--- START MATERIAL SHOWN ---

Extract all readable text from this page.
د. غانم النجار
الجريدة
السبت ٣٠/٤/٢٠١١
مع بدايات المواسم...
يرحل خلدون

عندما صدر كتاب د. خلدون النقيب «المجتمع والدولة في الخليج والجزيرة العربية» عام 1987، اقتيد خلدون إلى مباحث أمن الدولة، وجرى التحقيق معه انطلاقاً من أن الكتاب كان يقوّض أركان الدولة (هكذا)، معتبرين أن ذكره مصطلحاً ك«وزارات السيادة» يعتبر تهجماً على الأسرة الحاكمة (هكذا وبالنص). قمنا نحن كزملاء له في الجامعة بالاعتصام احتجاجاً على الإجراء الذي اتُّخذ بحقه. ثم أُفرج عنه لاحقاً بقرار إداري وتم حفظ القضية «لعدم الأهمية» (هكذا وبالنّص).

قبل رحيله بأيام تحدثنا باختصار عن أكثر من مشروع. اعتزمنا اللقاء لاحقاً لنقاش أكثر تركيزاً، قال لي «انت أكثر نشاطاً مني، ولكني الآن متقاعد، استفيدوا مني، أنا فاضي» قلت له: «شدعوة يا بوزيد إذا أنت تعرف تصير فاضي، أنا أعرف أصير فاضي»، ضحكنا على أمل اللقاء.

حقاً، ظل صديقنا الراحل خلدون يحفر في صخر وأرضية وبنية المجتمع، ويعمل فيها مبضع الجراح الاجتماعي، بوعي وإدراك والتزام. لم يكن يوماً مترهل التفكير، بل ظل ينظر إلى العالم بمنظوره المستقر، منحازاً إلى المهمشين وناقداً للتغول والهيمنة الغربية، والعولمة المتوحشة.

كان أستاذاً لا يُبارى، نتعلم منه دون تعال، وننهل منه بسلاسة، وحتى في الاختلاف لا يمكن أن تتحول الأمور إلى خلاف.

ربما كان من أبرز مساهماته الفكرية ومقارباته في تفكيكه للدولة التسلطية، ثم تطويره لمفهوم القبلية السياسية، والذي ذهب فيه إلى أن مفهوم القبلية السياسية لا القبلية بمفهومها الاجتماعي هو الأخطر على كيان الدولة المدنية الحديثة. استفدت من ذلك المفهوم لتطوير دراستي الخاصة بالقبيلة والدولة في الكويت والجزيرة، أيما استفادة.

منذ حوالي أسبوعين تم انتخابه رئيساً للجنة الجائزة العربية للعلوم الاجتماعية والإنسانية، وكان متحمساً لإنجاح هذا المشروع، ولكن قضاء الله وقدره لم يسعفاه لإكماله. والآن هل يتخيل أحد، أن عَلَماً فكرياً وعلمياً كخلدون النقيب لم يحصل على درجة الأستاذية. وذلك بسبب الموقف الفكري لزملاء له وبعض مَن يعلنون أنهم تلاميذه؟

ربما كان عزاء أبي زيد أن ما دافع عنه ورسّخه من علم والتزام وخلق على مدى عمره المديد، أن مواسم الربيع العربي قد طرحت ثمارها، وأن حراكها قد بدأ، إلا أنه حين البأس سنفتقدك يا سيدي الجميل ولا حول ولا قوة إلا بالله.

--- END MATERIAL SHOWN ---

WHAT IS BEING ASKED
Show every line where the string "ربما" appears.

OUTPUT FOR THIS EXERCISE
ربما كان من أبرز مساهماته الفكرية ومقارباته في تفكيكه للدولة التسلطية، ثم تطويره لمفهوم القبلية السياسية، والذي ذهب فيه إلى أن مفهوم القبلية السياسية لا القبلية بمفهومها الاجتماعي هو الأخطر على كيان الدولة المدنية الحديثة. استفدت من ذلك المفهوم لتطوير دراستي الخاصة بالقبيلة والدولة في الكويت والجزيرة، أيما استفادة.
ربما كان عزاء أبي زيد أن ما دافع عنه ورسّخه من علم والتزام وخلق على مدى عمره المديد، أن مواسم الربيع العربي قد طرحت ثمارها، وأن حراكها قد بدأ، إلا أنه حين البأس سنفتقدك يا سيدي الجميل ولا حول ولا قوة إلا بالله.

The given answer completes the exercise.